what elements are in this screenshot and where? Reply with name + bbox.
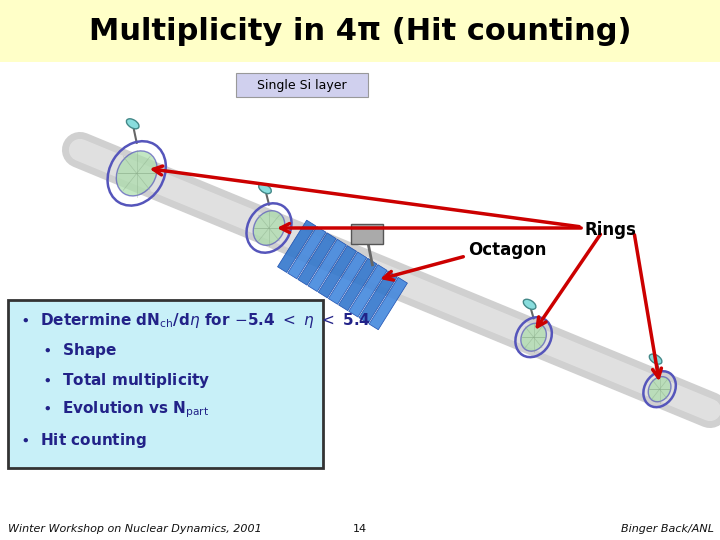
FancyBboxPatch shape xyxy=(236,73,368,97)
Text: Binger Back/ANL: Binger Back/ANL xyxy=(621,524,714,534)
Text: Octagon: Octagon xyxy=(468,241,546,259)
FancyBboxPatch shape xyxy=(8,300,323,468)
Text: $\bullet$  Shape: $\bullet$ Shape xyxy=(42,341,117,360)
Polygon shape xyxy=(288,226,326,279)
Text: $\bullet$  Hit counting: $\bullet$ Hit counting xyxy=(20,430,147,449)
Polygon shape xyxy=(338,258,377,310)
Text: $\bullet$  Evolution vs N$_{\mathsf{part}}$: $\bullet$ Evolution vs N$_{\mathsf{part}… xyxy=(42,400,210,420)
Polygon shape xyxy=(298,233,336,285)
Polygon shape xyxy=(348,265,387,317)
Bar xyxy=(0,0,720,62)
Ellipse shape xyxy=(258,184,271,194)
Text: Multiplicity in 4π (Hit counting): Multiplicity in 4π (Hit counting) xyxy=(89,17,631,45)
Polygon shape xyxy=(308,239,346,292)
Polygon shape xyxy=(369,278,408,330)
Text: $\bullet$  Total multiplicity: $\bullet$ Total multiplicity xyxy=(42,370,210,389)
Polygon shape xyxy=(359,271,397,323)
Ellipse shape xyxy=(127,119,139,129)
Ellipse shape xyxy=(523,299,536,309)
Text: $\bullet$  Determine dN$_{\mathsf{ch}}$/d$\eta$ for $-$5.4 $<$ $\eta$ $<$ 5.4: $\bullet$ Determine dN$_{\mathsf{ch}}$/d… xyxy=(20,310,371,329)
Ellipse shape xyxy=(253,211,285,245)
Polygon shape xyxy=(277,220,316,273)
FancyBboxPatch shape xyxy=(351,224,383,244)
Ellipse shape xyxy=(649,354,662,364)
Text: Winter Workshop on Nuclear Dynamics, 2001: Winter Workshop on Nuclear Dynamics, 200… xyxy=(8,524,262,534)
Text: Single Si layer: Single Si layer xyxy=(257,78,347,91)
Polygon shape xyxy=(328,252,366,305)
Ellipse shape xyxy=(648,376,671,402)
Text: Rings: Rings xyxy=(584,221,636,239)
Polygon shape xyxy=(318,246,356,298)
Ellipse shape xyxy=(117,151,157,196)
Ellipse shape xyxy=(521,323,546,351)
Text: 14: 14 xyxy=(353,524,367,534)
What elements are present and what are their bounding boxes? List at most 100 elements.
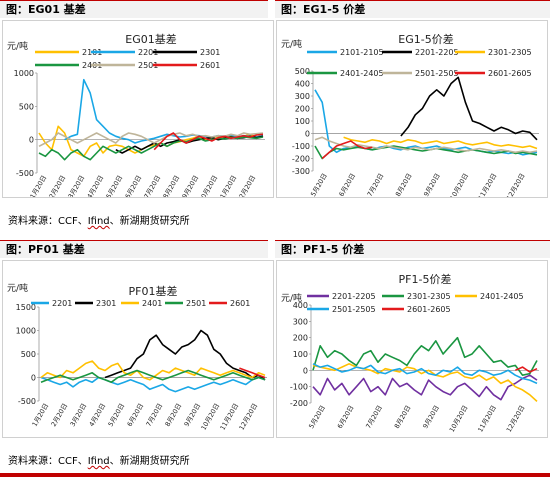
x-tick-label: 12月20日 [236, 174, 258, 197]
header-pf15: 图：PF1-5 价差 [275, 240, 550, 258]
y-tick-label: 0 [31, 374, 36, 383]
x-tick-label: 5月20日 [107, 402, 127, 428]
legend-item: 2101-2105 [307, 48, 384, 57]
y-tick-label: 300 [295, 92, 310, 101]
legend-label: 2501 [138, 61, 158, 70]
y-tick-label: 500 [21, 350, 36, 359]
y-tick-label: 500 [19, 102, 34, 111]
legend-item: 2601-2605 [382, 305, 451, 314]
y-axis-label: 元/吨 [281, 292, 302, 304]
legend-label: 2201-2205 [332, 292, 376, 301]
x-tick-label: 4月20日 [88, 402, 108, 428]
legend-item: 2301 [153, 48, 220, 57]
x-tick-label: 6月20日 [337, 172, 357, 197]
x-tick-label: 8月20日 [394, 172, 414, 197]
chart-panel-eg01: EG01基差 元/吨 -500 0 500 1000 1月20日 2月20日 3月20日 4月20… [2, 20, 274, 204]
source-prefix: 资料来源：CCF、 [8, 456, 88, 467]
x-tick-label: 11月20日 [217, 174, 239, 197]
legend-item: 2501 [91, 61, 158, 70]
y-tick-label: 100 [293, 350, 308, 359]
x-tick-label: 2月20日 [48, 174, 68, 197]
legend-item: 2301-2305 [455, 48, 532, 57]
series-line-2301 [104, 329, 266, 381]
source-note-top: 资料来源：CCF、Ifind、新湖期货研究所 [8, 212, 190, 227]
x-tick-label: 3月20日 [67, 174, 87, 197]
legend-item: 2401-2405 [307, 69, 384, 78]
legend-item: 2501-2505 [382, 69, 459, 78]
y-tick-label: -100 [292, 142, 310, 151]
series-line-2501-2505 [314, 136, 538, 154]
legend-label: 2201 [52, 299, 72, 308]
chart-title: PF01基差 [129, 284, 178, 298]
x-tick-label: 6月20日 [126, 402, 146, 428]
y-axis-label: 元/吨 [7, 282, 28, 294]
source-note-bottom: 资料来源：CCF、Ifind、新湖期货研究所 [8, 452, 190, 467]
x-tick-label: 5月20日 [309, 172, 329, 197]
y-tick-label: 0 [303, 366, 308, 375]
source-suffix: 、新湖期货研究所 [109, 456, 190, 467]
y-axis-label: 元/吨 [7, 40, 28, 52]
legend-label: 2601 [230, 299, 250, 308]
series-line-2501 [40, 369, 266, 383]
y-tick-label: 200 [295, 105, 310, 114]
x-tick-label: 12月20日 [505, 172, 527, 197]
source-ifind: Ifind [87, 216, 110, 227]
series-line-2601-2605 [514, 366, 538, 373]
y-tick-label: 200 [293, 334, 308, 343]
legend-label: 2601 [200, 61, 220, 70]
legend-label: 2501-2505 [415, 69, 459, 78]
x-tick-label: 9月20日 [422, 172, 442, 197]
chart-title: EG1-5价差 [398, 32, 453, 46]
y-tick-label: 300 [293, 317, 308, 326]
x-tick-label: 2月20日 [50, 402, 70, 428]
legend-label: 2401 [142, 299, 162, 308]
x-tick-label: 10月20日 [198, 174, 220, 197]
chart-panel-pf01: PF01基差 元/吨 -500 0 500 1000 1500 1月20日 2月20日 3月20日… [2, 260, 274, 438]
legend-item: 2401-2405 [455, 292, 524, 301]
legend-label: 2501 [186, 299, 206, 308]
x-tick-label: 7月20日 [145, 402, 165, 428]
x-tick-label: 10月20日 [448, 172, 470, 197]
y-tick-label: -300 [292, 167, 310, 176]
chart-eg15: EG1-5价差 元/吨 -300 -200 -100 0 100 200 300 400 500 5月… [281, 32, 539, 202]
chart-title: EG01基差 [125, 32, 176, 46]
y-tick-label: 100 [295, 117, 310, 126]
series-line-2401 [40, 360, 266, 381]
x-tick-label: 6月20日 [336, 404, 356, 430]
y-tick-label: 500 [295, 67, 310, 76]
legend-label: 2201 [138, 48, 158, 57]
y-tick-label: 1000 [16, 327, 36, 336]
x-tick-label: 10月20日 [448, 404, 470, 434]
header-eg01: 图：EG01 基差 [0, 0, 268, 18]
legend-item: 2301-2305 [382, 292, 451, 301]
x-tick-label: 11月20日 [476, 404, 498, 434]
legend-label: 2401-2405 [480, 292, 524, 301]
legend-item: 2501-2505 [307, 305, 376, 314]
x-tick-label: 7月20日 [143, 174, 163, 197]
series-line-2601 [153, 132, 264, 151]
series-line-2501-2505 [312, 363, 538, 385]
legend-label: 2601-2605 [488, 69, 532, 78]
chart-panel-pf15: PF1-5价差 元/吨 -200 -100 0 100 200 300 400 5月20日 6月20… [276, 260, 548, 438]
x-tick-label: 12月20日 [505, 404, 527, 434]
legend-item: 2301 [75, 299, 116, 308]
y-tick-label: -500 [16, 169, 34, 178]
series-line-2201-2205 [312, 374, 538, 401]
header-eg15: 图：EG1-5 价差 [275, 0, 550, 18]
legend-item: 2201-2205 [382, 48, 459, 57]
header-pf01: 图：PF01 基差 [0, 240, 268, 258]
legend-item: 2201 [91, 48, 158, 57]
legend-label: 2301 [200, 48, 220, 57]
series-line-2201 [40, 376, 266, 393]
bottom-accent-bar [0, 473, 550, 477]
x-tick-label: 12月20日 [238, 402, 260, 432]
x-tick-label: 9月20日 [181, 174, 201, 197]
y-axis-label: 元/吨 [281, 38, 302, 50]
x-tick-label: 8月20日 [393, 404, 413, 430]
x-tick-label: 5月20日 [105, 174, 125, 197]
legend-label: 2301-2305 [407, 292, 451, 301]
y-tick-label: -100 [290, 383, 308, 392]
y-tick-label: 400 [295, 80, 310, 89]
legend-item: 2601 [209, 299, 250, 308]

• [TASK BRIEF]:
Copy the data word for word, from the very beginning through the line containing "What elements are present", and stop there. Leave out the pictures.

• [CORRECT ANSWER]:
what elements are in this screenshot and where? Reply with name + bbox.
FancyBboxPatch shape xyxy=(236,73,368,97)
Text: Binger Back/ANL: Binger Back/ANL xyxy=(621,524,714,534)
Text: Octagon: Octagon xyxy=(468,241,546,259)
FancyBboxPatch shape xyxy=(8,300,323,468)
Text: $\bullet$  Shape: $\bullet$ Shape xyxy=(42,341,117,360)
Polygon shape xyxy=(288,226,326,279)
Text: $\bullet$  Hit counting: $\bullet$ Hit counting xyxy=(20,430,147,449)
Polygon shape xyxy=(338,258,377,310)
Text: $\bullet$  Evolution vs N$_{\mathsf{part}}$: $\bullet$ Evolution vs N$_{\mathsf{part}… xyxy=(42,400,210,420)
Polygon shape xyxy=(298,233,336,285)
Polygon shape xyxy=(348,265,387,317)
Bar xyxy=(0,0,720,62)
Ellipse shape xyxy=(258,184,271,194)
Text: Multiplicity in 4π (Hit counting): Multiplicity in 4π (Hit counting) xyxy=(89,17,631,45)
Polygon shape xyxy=(308,239,346,292)
Polygon shape xyxy=(369,278,408,330)
Text: $\bullet$  Total multiplicity: $\bullet$ Total multiplicity xyxy=(42,370,210,389)
Polygon shape xyxy=(359,271,397,323)
Ellipse shape xyxy=(127,119,139,129)
Ellipse shape xyxy=(523,299,536,309)
Text: $\bullet$  Determine dN$_{\mathsf{ch}}$/d$\eta$ for $-$5.4 $<$ $\eta$ $<$ 5.4: $\bullet$ Determine dN$_{\mathsf{ch}}$/d… xyxy=(20,310,371,329)
Ellipse shape xyxy=(253,211,285,245)
Polygon shape xyxy=(277,220,316,273)
FancyBboxPatch shape xyxy=(351,224,383,244)
Ellipse shape xyxy=(649,354,662,364)
Text: Winter Workshop on Nuclear Dynamics, 2001: Winter Workshop on Nuclear Dynamics, 200… xyxy=(8,524,262,534)
Text: Single Si layer: Single Si layer xyxy=(257,78,347,91)
Polygon shape xyxy=(328,252,366,305)
Ellipse shape xyxy=(648,376,671,402)
Text: Rings: Rings xyxy=(584,221,636,239)
Polygon shape xyxy=(318,246,356,298)
Ellipse shape xyxy=(117,151,157,196)
Ellipse shape xyxy=(521,323,546,351)
Text: 14: 14 xyxy=(353,524,367,534)
What elements are present and what are their bounding boxes? List at most 100 elements.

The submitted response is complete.